# 待办事项
a) 请把原文中从“Given a sorted”一直到“O(n), Space: O(1)”的全部文字照原样抄录下来。
b) 根据原文回答下列问题：
(i) 原文标出的时间复杂度和空间复杂度分别是多少？
(ii) 对于输入 1->1->1->2->3，原文给出的返回结果是什么？
(iii) 正确代码的最后一行 return 语句返回的是什么？

# 原文

####################

Given a sorted linked list, delete all nodes that have duplicate numbers, leaving only distinct numbers from the original list.
For example,
Given 1->2->3->3->4->4->5, return 1->2->5.
Given 1->1->1->2->3, return 2->3.
我的思路:思路很簡單。但是代碼還是寫的有問題。
Time: O(n), Space: O(1)
while嵌套一個while。 爲什麼?
我的初始代碼:
public class Solution {
public ListNode deleteDuplicates(ListNode head) {
if(head == null) return head;
ListNode pre = new ListNode(-1);
pre.next = head;
ListNode cur = head;
while(cur.next != null){
if(cur.next.val != cur.val){
pre.next = cur;
pre = cur;
cur = cur.next;
}
else{
cur = cur.next;
}
}
return head;
}
}
正確代碼:
public class Solution {
public ListNode deleteDuplicates(ListNode head) {
if(head == null) return head;
ListNode dummy = new ListNode(-1);
dummy.next = head;
ListNode pre = dummy;
ListNode cur = head;
while(cur != null){
//find the place to change pointer
while(cur.next != null && cur.next.val == cur.val){
cur = cur.next;
}
if(pre.next == cur){
pre = pre.next;
}
else{
pre.next = cur.next;
}
cur = cur.next;
}
return dummy.next;
}
}
相關題目: 注意這一題和Remove Duplicates in Sorted List的區別。

####################

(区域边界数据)
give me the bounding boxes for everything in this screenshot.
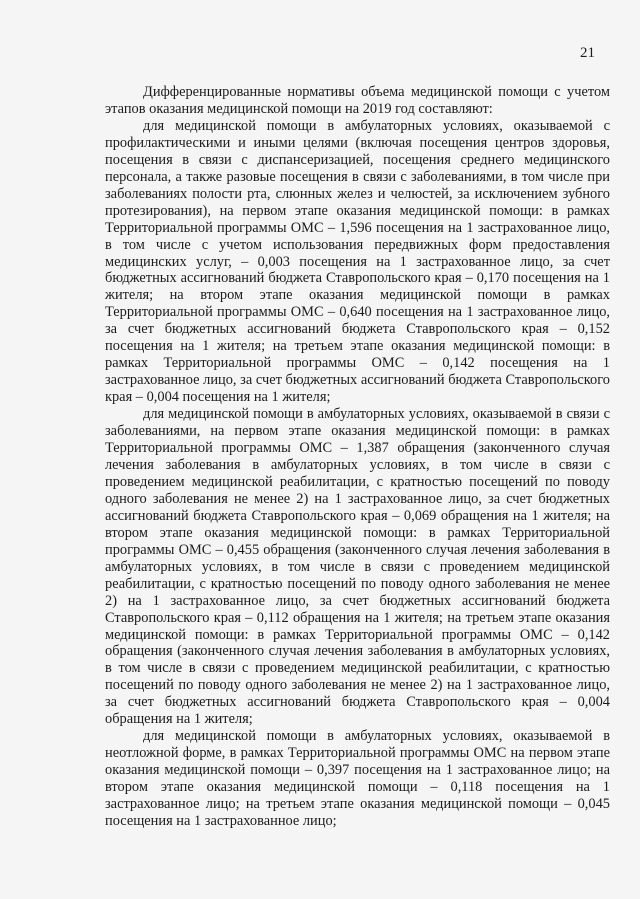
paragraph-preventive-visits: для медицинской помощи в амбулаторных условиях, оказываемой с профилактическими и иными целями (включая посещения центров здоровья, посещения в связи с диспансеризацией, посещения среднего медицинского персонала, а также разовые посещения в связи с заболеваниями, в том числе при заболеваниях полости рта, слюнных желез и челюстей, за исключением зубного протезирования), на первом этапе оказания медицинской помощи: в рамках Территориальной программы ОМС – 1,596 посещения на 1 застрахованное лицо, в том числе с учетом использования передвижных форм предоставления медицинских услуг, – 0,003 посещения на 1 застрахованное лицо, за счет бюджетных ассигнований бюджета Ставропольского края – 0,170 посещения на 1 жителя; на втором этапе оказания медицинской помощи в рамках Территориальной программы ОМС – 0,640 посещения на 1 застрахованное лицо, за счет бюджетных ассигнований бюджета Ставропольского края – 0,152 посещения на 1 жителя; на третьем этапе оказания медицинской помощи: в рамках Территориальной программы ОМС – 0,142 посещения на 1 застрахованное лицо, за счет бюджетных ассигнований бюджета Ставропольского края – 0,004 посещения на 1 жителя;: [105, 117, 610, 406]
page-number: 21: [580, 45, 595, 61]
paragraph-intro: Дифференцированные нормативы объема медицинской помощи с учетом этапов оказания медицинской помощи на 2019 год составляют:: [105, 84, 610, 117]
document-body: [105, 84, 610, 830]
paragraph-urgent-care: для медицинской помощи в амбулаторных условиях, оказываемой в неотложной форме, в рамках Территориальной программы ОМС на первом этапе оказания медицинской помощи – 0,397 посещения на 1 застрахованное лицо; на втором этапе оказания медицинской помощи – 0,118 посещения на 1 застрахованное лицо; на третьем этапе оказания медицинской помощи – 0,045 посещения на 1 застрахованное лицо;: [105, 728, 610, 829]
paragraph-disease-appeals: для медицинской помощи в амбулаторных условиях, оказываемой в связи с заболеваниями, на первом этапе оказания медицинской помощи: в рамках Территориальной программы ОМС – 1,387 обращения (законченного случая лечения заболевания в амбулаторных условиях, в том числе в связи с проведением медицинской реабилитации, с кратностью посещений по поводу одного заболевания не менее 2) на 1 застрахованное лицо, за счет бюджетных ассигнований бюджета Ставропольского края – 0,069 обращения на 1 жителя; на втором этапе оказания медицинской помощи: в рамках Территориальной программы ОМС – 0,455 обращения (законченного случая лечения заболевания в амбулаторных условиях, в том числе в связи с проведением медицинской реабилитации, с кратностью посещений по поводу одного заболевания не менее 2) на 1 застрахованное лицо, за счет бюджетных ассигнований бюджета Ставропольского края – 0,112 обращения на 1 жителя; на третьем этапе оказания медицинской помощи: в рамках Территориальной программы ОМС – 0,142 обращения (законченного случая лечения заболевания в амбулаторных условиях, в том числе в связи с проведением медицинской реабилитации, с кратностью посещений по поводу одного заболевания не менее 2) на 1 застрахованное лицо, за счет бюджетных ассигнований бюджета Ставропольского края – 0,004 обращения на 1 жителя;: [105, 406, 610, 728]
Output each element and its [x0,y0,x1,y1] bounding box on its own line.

####################

# 解答列表
a)
Given a sorted linked list, delete all nodes that have duplicate numbers, leaving only distinct numbers from the original list.
For example,
Given 1->2->3->3->4->4->5, return 1->2->5.
Given 1->1->1->2->3, return 2->3.
我的思路:思路很簡單。但是代碼還是寫的有問題。
Time: O(n), Space: O(1)

b)
(i) 时间复杂度 O(n)，空间复杂度 O(1)。
(ii) 2->3。
(iii) dummy.next。